◆ **Task details**
Copy each line below that includes "документацией".

◆ **Stored records**

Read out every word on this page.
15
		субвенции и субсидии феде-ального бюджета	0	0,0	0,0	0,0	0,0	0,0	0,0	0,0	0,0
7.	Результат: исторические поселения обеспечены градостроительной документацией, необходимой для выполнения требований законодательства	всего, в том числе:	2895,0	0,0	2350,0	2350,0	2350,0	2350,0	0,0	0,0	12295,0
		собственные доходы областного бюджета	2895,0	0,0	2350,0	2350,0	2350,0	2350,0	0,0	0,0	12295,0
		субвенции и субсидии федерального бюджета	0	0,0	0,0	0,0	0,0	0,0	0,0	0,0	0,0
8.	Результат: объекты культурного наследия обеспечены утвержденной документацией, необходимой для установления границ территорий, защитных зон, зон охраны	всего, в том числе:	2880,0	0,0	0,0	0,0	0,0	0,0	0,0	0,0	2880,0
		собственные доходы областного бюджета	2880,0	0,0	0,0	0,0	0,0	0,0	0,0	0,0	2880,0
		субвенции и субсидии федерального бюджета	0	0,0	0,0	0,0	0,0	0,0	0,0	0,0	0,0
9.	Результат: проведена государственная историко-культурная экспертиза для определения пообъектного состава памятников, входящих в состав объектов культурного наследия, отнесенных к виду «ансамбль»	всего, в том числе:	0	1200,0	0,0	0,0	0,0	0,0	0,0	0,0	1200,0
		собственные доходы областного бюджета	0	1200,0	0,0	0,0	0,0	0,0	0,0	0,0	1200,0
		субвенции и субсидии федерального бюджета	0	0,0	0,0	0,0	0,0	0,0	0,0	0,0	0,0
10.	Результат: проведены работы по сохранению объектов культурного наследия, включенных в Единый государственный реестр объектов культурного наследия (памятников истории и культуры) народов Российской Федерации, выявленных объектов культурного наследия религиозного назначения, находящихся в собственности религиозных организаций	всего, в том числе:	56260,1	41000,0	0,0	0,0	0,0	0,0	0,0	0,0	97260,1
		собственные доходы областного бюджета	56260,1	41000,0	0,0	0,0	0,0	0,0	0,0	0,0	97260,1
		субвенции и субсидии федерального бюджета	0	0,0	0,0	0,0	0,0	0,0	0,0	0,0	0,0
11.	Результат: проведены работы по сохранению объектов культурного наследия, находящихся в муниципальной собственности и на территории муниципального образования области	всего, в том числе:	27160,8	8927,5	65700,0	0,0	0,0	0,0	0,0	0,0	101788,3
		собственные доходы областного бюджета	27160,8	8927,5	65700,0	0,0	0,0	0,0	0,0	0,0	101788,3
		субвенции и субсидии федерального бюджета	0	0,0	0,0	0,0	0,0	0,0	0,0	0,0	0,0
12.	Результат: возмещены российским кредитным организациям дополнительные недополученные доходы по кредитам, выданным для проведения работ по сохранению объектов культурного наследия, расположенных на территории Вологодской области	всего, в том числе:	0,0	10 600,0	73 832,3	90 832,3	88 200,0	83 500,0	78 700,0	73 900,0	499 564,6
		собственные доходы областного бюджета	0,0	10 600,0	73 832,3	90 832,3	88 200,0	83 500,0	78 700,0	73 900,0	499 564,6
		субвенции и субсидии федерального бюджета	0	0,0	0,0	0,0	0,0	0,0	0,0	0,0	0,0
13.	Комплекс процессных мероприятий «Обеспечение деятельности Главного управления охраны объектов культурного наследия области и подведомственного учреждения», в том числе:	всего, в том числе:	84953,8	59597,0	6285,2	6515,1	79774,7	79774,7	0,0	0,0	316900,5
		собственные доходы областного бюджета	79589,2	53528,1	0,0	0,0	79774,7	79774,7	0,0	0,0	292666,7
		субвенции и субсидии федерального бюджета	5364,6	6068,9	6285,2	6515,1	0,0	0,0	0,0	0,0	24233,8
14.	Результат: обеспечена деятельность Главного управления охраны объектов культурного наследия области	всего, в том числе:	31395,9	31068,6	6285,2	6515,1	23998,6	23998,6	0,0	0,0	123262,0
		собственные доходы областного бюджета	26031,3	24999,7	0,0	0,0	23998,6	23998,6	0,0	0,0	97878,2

◆ **Reply to the task**
7.	Результат: исторические поселения обеспечены градостроительной документацией, необходимой для выполнения требований законодательства	всего, в том числе:	2895,0	0,0	2350,0	2350,0	2350,0	2350,0	0,0	0,0	12295,0
8.	Результат: объекты культурного наследия обеспечены утвержденной документацией, необходимой для установления границ территорий, защитных зон, зон охраны	всего, в том числе:	2880,0	0,0	0,0	0,0	0,0	0,0	0,0	0,0	2880,0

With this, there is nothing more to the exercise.